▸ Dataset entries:
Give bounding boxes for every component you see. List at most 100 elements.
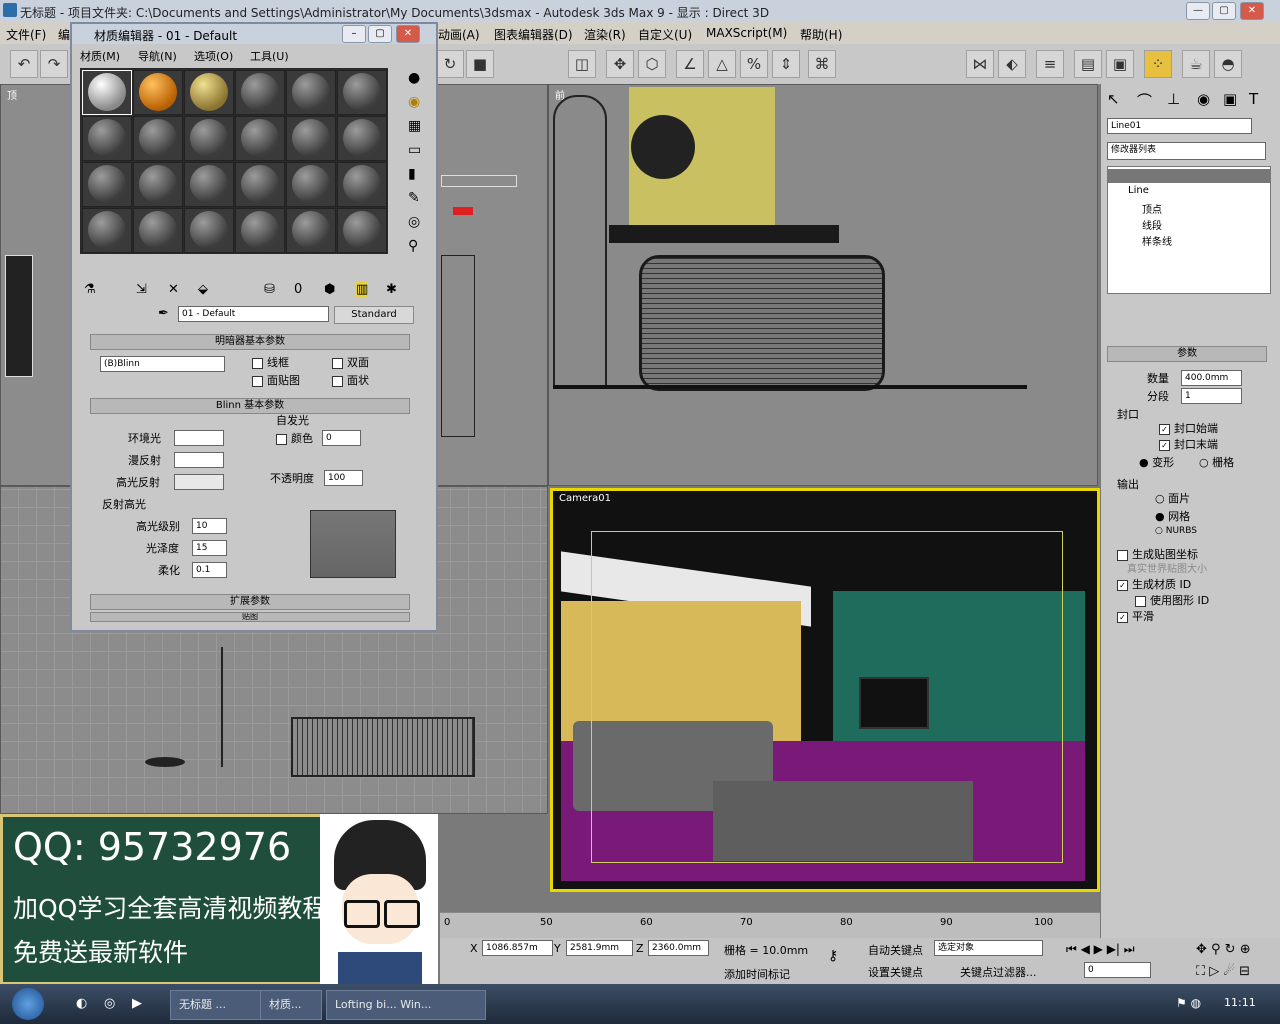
sample-slot[interactable] (184, 208, 234, 253)
viewport-nav-controls-2[interactable]: ⛶ ▷ ☄ ⊟ (1196, 964, 1250, 979)
key-filters-button[interactable]: 关键点过滤器... (960, 964, 1037, 980)
go-parent-icon[interactable]: ✱ (386, 282, 397, 297)
mat-menu-navigation[interactable]: 导航(N) (138, 48, 177, 64)
media-icon[interactable]: ▶ (132, 996, 142, 1011)
two-sided-checkbox[interactable]: 双面 (332, 354, 369, 370)
self-illum-color-checkbox[interactable]: 颜色 (276, 430, 313, 446)
start-button[interactable] (12, 988, 44, 1020)
cap-start-checkbox[interactable]: ✓ 封口始端 (1159, 420, 1218, 436)
soften-value[interactable]: 0.1 (192, 562, 227, 578)
object-name-field[interactable]: Line01 (1107, 118, 1252, 134)
glossiness-value[interactable]: 15 (192, 540, 227, 556)
shader-type-select[interactable]: (B)Blinn (100, 356, 225, 372)
get-material-icon[interactable]: ⚗ (84, 282, 96, 297)
diffuse-color-swatch[interactable] (174, 452, 224, 468)
spinner-snap-icon[interactable]: ⇕ (772, 50, 800, 78)
add-time-tag[interactable]: 添加时间标记 (724, 966, 790, 982)
sample-slot[interactable] (337, 162, 387, 207)
browser-icon[interactable]: ◎ (104, 996, 115, 1011)
menu-graph-editors[interactable]: 图表编辑器(D) (494, 26, 573, 43)
undo-icon[interactable]: ↶ (10, 50, 38, 78)
blinn-basic-rollout[interactable]: Blinn 基本参数 (90, 398, 410, 414)
sample-slot[interactable] (235, 116, 285, 161)
sample-slot[interactable] (235, 70, 285, 115)
mat-menu-utilities[interactable]: 工具(U) (250, 48, 289, 64)
background-icon[interactable]: ▦ (408, 118, 421, 134)
y-coordinate-field[interactable]: 2581.9mm (566, 940, 633, 956)
sample-type-icon[interactable]: ● (408, 70, 420, 86)
stack-item-vertex[interactable]: 顶点 (1142, 201, 1162, 216)
menu-help[interactable]: 帮助(H) (800, 26, 842, 43)
select-manipulate-icon[interactable]: ⬡ (638, 50, 666, 78)
taskbar-item-material[interactable]: 材质... (260, 990, 322, 1020)
faceted-checkbox[interactable]: 面状 (332, 372, 369, 388)
curve-editor-icon[interactable]: ▤ (1074, 50, 1102, 78)
sample-slot[interactable] (82, 70, 132, 115)
stack-item-spline[interactable]: 样条线 (1142, 233, 1172, 248)
material-editor-icon[interactable]: ⁘ (1144, 50, 1172, 78)
tray-icons[interactable]: ⚑ ◍ (1176, 996, 1201, 1010)
reset-map-icon[interactable]: ✕ (168, 282, 179, 297)
uv-tiling-icon[interactable]: ▭ (408, 142, 421, 158)
parameters-rollout[interactable]: 参数 (1107, 346, 1267, 362)
z-coordinate-field[interactable]: 2360.0mm (648, 940, 709, 956)
menu-file[interactable]: 文件(F) (6, 26, 46, 43)
extended-params-rollout[interactable]: 扩展参数 (90, 594, 410, 610)
show-desktop-icon[interactable]: ◐ (76, 996, 87, 1011)
current-frame-field[interactable]: 0 (1084, 962, 1151, 978)
stack-item-line[interactable]: Line (1128, 185, 1149, 196)
shader-basic-rollout[interactable]: 明暗器基本参数 (90, 334, 410, 350)
sample-slot[interactable] (286, 208, 336, 253)
self-illum-value[interactable]: 0 (322, 430, 361, 446)
snap-icon[interactable]: △ (708, 50, 736, 78)
key-icon[interactable]: ⚷ (828, 948, 838, 964)
sample-slot[interactable] (133, 70, 183, 115)
viewport-front[interactable]: 前 (548, 84, 1098, 486)
sample-slot[interactable] (286, 70, 336, 115)
sample-slot[interactable] (133, 116, 183, 161)
align-icon[interactable]: ⬖ (998, 50, 1026, 78)
make-preview-icon[interactable]: ✎ (408, 190, 420, 206)
sample-slot[interactable] (286, 162, 336, 207)
mat-menu-material[interactable]: 材质(M) (80, 48, 120, 64)
mat-maximize-button[interactable]: ▢ (368, 25, 392, 43)
auto-key-button[interactable]: 自动关键点 (868, 942, 923, 958)
stack-item-segment[interactable]: 线段 (1142, 217, 1162, 232)
modifier-list-select[interactable]: 修改器列表 (1107, 142, 1266, 160)
utilities-tab-icon[interactable]: T (1249, 90, 1258, 108)
assign-material-icon[interactable]: ⇲ (136, 282, 147, 297)
material-id-icon[interactable]: 0 (294, 282, 302, 297)
modify-tab-icon[interactable]: ⌒ (1137, 90, 1152, 111)
maps-rollout[interactable]: 贴图 (90, 612, 410, 622)
maximize-button[interactable]: ▢ (1212, 2, 1236, 20)
mirror-icon[interactable]: ⋈ (966, 50, 994, 78)
output-patch-radio[interactable]: ○ 面片 (1155, 490, 1190, 506)
x-coordinate-field[interactable]: 1086.857m (482, 940, 553, 956)
select-move-icon[interactable]: ✥ (606, 50, 634, 78)
layer-manager-icon[interactable]: ≡ (1036, 50, 1064, 78)
sample-slot[interactable] (133, 162, 183, 207)
morph-radio[interactable]: ● 变形 (1139, 454, 1174, 470)
specular-color-swatch[interactable] (174, 474, 224, 490)
show-map-icon[interactable]: ⬢ (324, 282, 335, 297)
sample-slot[interactable] (286, 116, 336, 161)
make-unique-icon[interactable]: ⬙ (198, 282, 208, 297)
select-by-material-icon[interactable]: ⚲ (408, 238, 418, 254)
sample-slot[interactable] (133, 208, 183, 253)
sample-slot[interactable] (235, 208, 285, 253)
menu-customize[interactable]: 自定义(U) (638, 26, 692, 43)
sample-slot[interactable] (337, 116, 387, 161)
display-tab-icon[interactable]: ▣ (1223, 90, 1237, 108)
taskbar-item-lofting[interactable]: Lofting bi... Win... (326, 990, 486, 1020)
show-end-result-icon[interactable]: ▥ (356, 282, 369, 297)
menu-animation[interactable]: 动画(A) (438, 26, 480, 43)
smooth-checkbox[interactable]: ✓ 平滑 (1117, 608, 1154, 624)
quick-render-icon[interactable]: ◓ (1214, 50, 1242, 78)
put-to-library-icon[interactable]: ⛁ (264, 282, 275, 297)
hierarchy-tab-icon[interactable]: ⊥ (1167, 90, 1180, 108)
sample-slot[interactable] (82, 208, 132, 253)
backlight-icon[interactable]: ◉ (408, 94, 420, 110)
sample-slot[interactable] (184, 116, 234, 161)
sample-slot[interactable] (82, 116, 132, 161)
motion-tab-icon[interactable]: ◉ (1197, 90, 1210, 108)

▸ WORK REQUIRED: Copy the records above line for line, covering every one of them, but leave the pictures out of your answer.

▸ EXERCISE SOLUTION:
Give bounding boxes for every component you see. List at most 100 elements.
sample-slot[interactable] (184, 208, 234, 253)
viewport-nav-controls-2[interactable]: ⛶ ▷ ☄ ⊟ (1196, 964, 1250, 979)
key-filters-button[interactable]: 关键点过滤器... (960, 964, 1037, 980)
go-parent-icon[interactable]: ✱ (386, 282, 397, 297)
mat-menu-navigation[interactable]: 导航(N) (138, 48, 177, 64)
media-icon[interactable]: ▶ (132, 996, 142, 1011)
two-sided-checkbox[interactable]: 双面 (332, 354, 369, 370)
self-illum-color-checkbox[interactable]: 颜色 (276, 430, 313, 446)
start-button[interactable] (12, 988, 44, 1020)
cap-start-checkbox[interactable]: ✓ 封口始端 (1159, 420, 1218, 436)
soften-value[interactable]: 0.1 (192, 562, 227, 578)
object-name-field[interactable]: Line01 (1107, 118, 1252, 134)
glossiness-value[interactable]: 15 (192, 540, 227, 556)
shader-type-select[interactable]: (B)Blinn (100, 356, 225, 372)
get-material-icon[interactable]: ⚗ (84, 282, 96, 297)
diffuse-color-swatch[interactable] (174, 452, 224, 468)
spinner-snap-icon[interactable]: ⇕ (772, 50, 800, 78)
add-time-tag[interactable]: 添加时间标记 (724, 966, 790, 982)
sample-slot[interactable] (337, 162, 387, 207)
browser-icon[interactable]: ◎ (104, 996, 115, 1011)
menu-graph-editors[interactable]: 图表编辑器(D) (494, 26, 573, 43)
undo-icon[interactable]: ↶ (10, 50, 38, 78)
blinn-basic-rollout[interactable]: Blinn 基本参数 (90, 398, 410, 414)
sample-slot[interactable] (235, 116, 285, 161)
sample-slot[interactable] (235, 70, 285, 115)
mat-menu-utilities[interactable]: 工具(U) (250, 48, 289, 64)
background-icon[interactable]: ▦ (408, 118, 421, 134)
y-coordinate-field[interactable]: 2581.9mm (566, 940, 633, 956)
sample-type-icon[interactable]: ● (408, 70, 420, 86)
stack-item-vertex[interactable]: 顶点 (1142, 201, 1162, 216)
menu-help[interactable]: 帮助(H) (800, 26, 842, 43)
select-manipulate-icon[interactable]: ⬡ (638, 50, 666, 78)
taskbar-item-material[interactable]: 材质... (260, 990, 322, 1020)
faceted-checkbox[interactable]: 面状 (332, 372, 369, 388)
curve-editor-icon[interactable]: ▤ (1074, 50, 1102, 78)
sample-slot[interactable] (82, 70, 132, 115)
stack-item-spline[interactable]: 样条线 (1142, 233, 1172, 248)
material-editor-icon[interactable]: ⁘ (1144, 50, 1172, 78)
tray-icons[interactable]: ⚑ ◍ (1176, 996, 1201, 1010)
reset-map-icon[interactable]: ✕ (168, 282, 179, 297)
uv-tiling-icon[interactable]: ▭ (408, 142, 421, 158)
parameters-rollout[interactable]: 参数 (1107, 346, 1267, 362)
z-coordinate-field[interactable]: 2360.0mm (648, 940, 709, 956)
menu-file[interactable]: 文件(F) (6, 26, 46, 43)
extended-params-rollout[interactable]: 扩展参数 (90, 594, 410, 610)
show-desktop-icon[interactable]: ◐ (76, 996, 87, 1011)
current-frame-field[interactable]: 0 (1084, 962, 1151, 978)
stack-item-line[interactable]: Line (1128, 185, 1149, 196)
shader-basic-rollout[interactable]: 明暗器基本参数 (90, 334, 410, 350)
sample-slot[interactable] (286, 208, 336, 253)
self-illum-value[interactable]: 0 (322, 430, 361, 446)
snap-icon[interactable]: △ (708, 50, 736, 78)
key-icon[interactable]: ⚷ (828, 948, 838, 964)
sample-slot[interactable] (133, 70, 183, 115)
viewport-front[interactable]: 前 (548, 84, 1098, 486)
sample-slot[interactable] (286, 70, 336, 115)
sample-slot[interactable] (133, 116, 183, 161)
align-icon[interactable]: ⬖ (998, 50, 1026, 78)
make-preview-icon[interactable]: ✎ (408, 190, 420, 206)
sample-slot[interactable] (286, 162, 336, 207)
mat-menu-material[interactable]: 材质(M) (80, 48, 120, 64)
mat-maximize-button[interactable]: ▢ (368, 25, 392, 43)
auto-key-button[interactable]: 自动关键点 (868, 942, 923, 958)
stack-item-segment[interactable]: 线段 (1142, 217, 1162, 232)
modifier-list-select[interactable]: 修改器列表 (1107, 142, 1266, 160)
utilities-tab-icon[interactable]: T (1249, 90, 1258, 108)
assign-material-icon[interactable]: ⇲ (136, 282, 147, 297)
material-id-icon[interactable]: 0 (294, 282, 302, 297)
modify-tab-icon[interactable]: ⌒ (1137, 90, 1152, 111)
maps-rollout[interactable]: 贴图 (90, 612, 410, 622)
maximize-button[interactable]: ▢ (1212, 2, 1236, 20)
mirror-icon[interactable]: ⋈ (966, 50, 994, 78)
output-patch-radio[interactable]: ○ 面片 (1155, 490, 1190, 506)
x-coordinate-field[interactable]: 1086.857m (482, 940, 553, 956)
select-move-icon[interactable]: ✥ (606, 50, 634, 78)
layer-manager-icon[interactable]: ≡ (1036, 50, 1064, 78)
sample-slot[interactable] (133, 162, 183, 207)
morph-radio[interactable]: ● 变形 (1139, 454, 1174, 470)
specular-color-swatch[interactable] (174, 474, 224, 490)
show-map-icon[interactable]: ⬢ (324, 282, 335, 297)
sample-slot[interactable] (286, 116, 336, 161)
make-unique-icon[interactable]: ⬙ (198, 282, 208, 297)
select-by-material-icon[interactable]: ⚲ (408, 238, 418, 254)
sample-slot[interactable] (133, 208, 183, 253)
sample-slot[interactable] (235, 208, 285, 253)
menu-customize[interactable]: 自定义(U) (638, 26, 692, 43)
sample-slot[interactable] (337, 116, 387, 161)
display-tab-icon[interactable]: ▣ (1223, 90, 1237, 108)
taskbar-item-lofting[interactable]: Lofting bi... Win... (326, 990, 486, 1020)
show-end-result-icon[interactable]: ▥ (356, 282, 369, 297)
menu-animation[interactable]: 动画(A) (438, 26, 480, 43)
smooth-checkbox[interactable]: ✓ 平滑 (1117, 608, 1154, 624)
quick-render-icon[interactable]: ◓ (1214, 50, 1242, 78)
put-to-library-icon[interactable]: ⛁ (264, 282, 275, 297)
hierarchy-tab-icon[interactable]: ⊥ (1167, 90, 1180, 108)
sample-slot[interactable] (82, 208, 132, 253)
backlight-icon[interactable]: ◉ (408, 94, 420, 110)
sample-slot[interactable] (184, 116, 234, 161)
sample-slot[interactable] (82, 116, 132, 161)
motion-tab-icon[interactable]: ◉ (1197, 90, 1210, 108)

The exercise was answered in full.